(Items from a figure collection)
[START]

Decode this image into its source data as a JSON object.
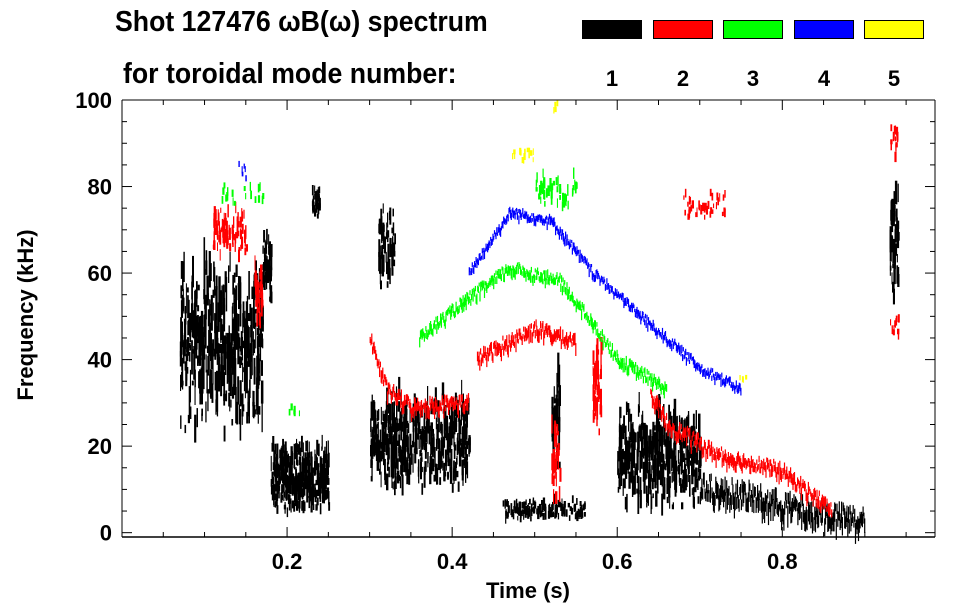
{
  "chart_data": {
    "type": "heatmap",
    "title": "Shot 127476 ωB(ω) spectrum",
    "subtitle": "for toroidal mode number:",
    "xlabel": "Time (s)",
    "ylabel": "Frequency (kHz)",
    "xlim": [
      0,
      0.985
    ],
    "ylim": [
      -1,
      100
    ],
    "xticks": [
      "0.2",
      "0.4",
      "0.6",
      "0.8"
    ],
    "xtick_values": [
      0.2,
      0.4,
      0.6,
      0.8
    ],
    "yticks": [
      "0",
      "20",
      "40",
      "60",
      "80",
      "100"
    ],
    "ytick_values": [
      0,
      20,
      40,
      60,
      80,
      100
    ],
    "legend": [
      {
        "mode": "1",
        "color": "#000000"
      },
      {
        "mode": "2",
        "color": "#ff0000"
      },
      {
        "mode": "3",
        "color": "#00ff00"
      },
      {
        "mode": "4",
        "color": "#0000ff"
      },
      {
        "mode": "5",
        "color": "#ffff00"
      }
    ],
    "modes": [
      {
        "mode": "1",
        "color": "#000000",
        "patches": [
          [
            0.07,
            0.17,
            20,
            63,
            420
          ],
          [
            0.17,
            0.18,
            52,
            68,
            60
          ],
          [
            0.18,
            0.25,
            3,
            20,
            360
          ],
          [
            0.23,
            0.24,
            72,
            80,
            40
          ],
          [
            0.3,
            0.42,
            8,
            32,
            520
          ],
          [
            0.31,
            0.33,
            55,
            75,
            60
          ],
          [
            0.46,
            0.56,
            2,
            7,
            160
          ],
          [
            0.6,
            0.7,
            3,
            30,
            420
          ],
          [
            0.93,
            0.94,
            52,
            80,
            50
          ],
          [
            0.52,
            0.53,
            5,
            40,
            40
          ]
        ],
        "tracks": [
          [
            [
              0.7,
              10
            ],
            [
              0.76,
              8
            ],
            [
              0.82,
              5
            ],
            [
              0.9,
              2
            ]
          ]
        ],
        "track_width": 5
      },
      {
        "mode": "2",
        "color": "#ff0000",
        "patches": [
          [
            0.11,
            0.15,
            62,
            75,
            90
          ],
          [
            0.16,
            0.17,
            47,
            62,
            40
          ],
          [
            0.57,
            0.58,
            20,
            45,
            50
          ],
          [
            0.52,
            0.53,
            5,
            25,
            30
          ],
          [
            0.68,
            0.73,
            72,
            78,
            40
          ],
          [
            0.93,
            0.94,
            85,
            95,
            15
          ],
          [
            0.93,
            0.94,
            44,
            50,
            12
          ]
        ],
        "tracks": [
          [
            [
              0.3,
              45
            ],
            [
              0.32,
              33
            ],
            [
              0.35,
              29
            ],
            [
              0.42,
              30
            ]
          ],
          [
            [
              0.43,
              40
            ],
            [
              0.5,
              47
            ],
            [
              0.55,
              44
            ]
          ],
          [
            [
              0.64,
              32
            ],
            [
              0.66,
              25
            ],
            [
              0.72,
              18
            ],
            [
              0.8,
              14
            ],
            [
              0.86,
              5
            ]
          ]
        ],
        "track_width": 3
      },
      {
        "mode": "3",
        "color": "#00ff00",
        "patches": [
          [
            0.12,
            0.17,
            74,
            81,
            20
          ],
          [
            0.5,
            0.55,
            74,
            84,
            50
          ],
          [
            0.2,
            0.22,
            25,
            30,
            6
          ]
        ],
        "tracks": [
          [
            [
              0.36,
              45
            ],
            [
              0.42,
              54
            ],
            [
              0.47,
              61
            ],
            [
              0.53,
              58
            ],
            [
              0.57,
              48
            ],
            [
              0.6,
              40
            ],
            [
              0.66,
              33
            ]
          ]
        ],
        "track_width": 2.5
      },
      {
        "mode": "4",
        "color": "#0000ff",
        "patches": [
          [
            0.14,
            0.15,
            80,
            85,
            6
          ]
        ],
        "tracks": [
          [
            [
              0.42,
              60
            ],
            [
              0.47,
              74
            ],
            [
              0.52,
              72
            ],
            [
              0.57,
              60
            ],
            [
              0.64,
              48
            ],
            [
              0.7,
              38
            ],
            [
              0.75,
              33
            ]
          ]
        ],
        "track_width": 2
      },
      {
        "mode": "5",
        "color": "#ffff00",
        "patches": [
          [
            0.47,
            0.5,
            85,
            89,
            15
          ],
          [
            0.52,
            0.53,
            96,
            99,
            4
          ],
          [
            0.74,
            0.76,
            34,
            36,
            4
          ]
        ],
        "tracks": [],
        "track_width": 1
      }
    ]
  }
}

[END]

> Task directions: Every line holding "color" should be copied out.

> Full solution:
        "color": "#000000"
        "color": "#ff0000"
        "color": "#00ff00"
        "color": "#0000ff"
        "color": "#ffff00"
        "color": "#000000",
        "color": "#ff0000",
        "color": "#00ff00",
        "color": "#0000ff",
        "color": "#ffff00",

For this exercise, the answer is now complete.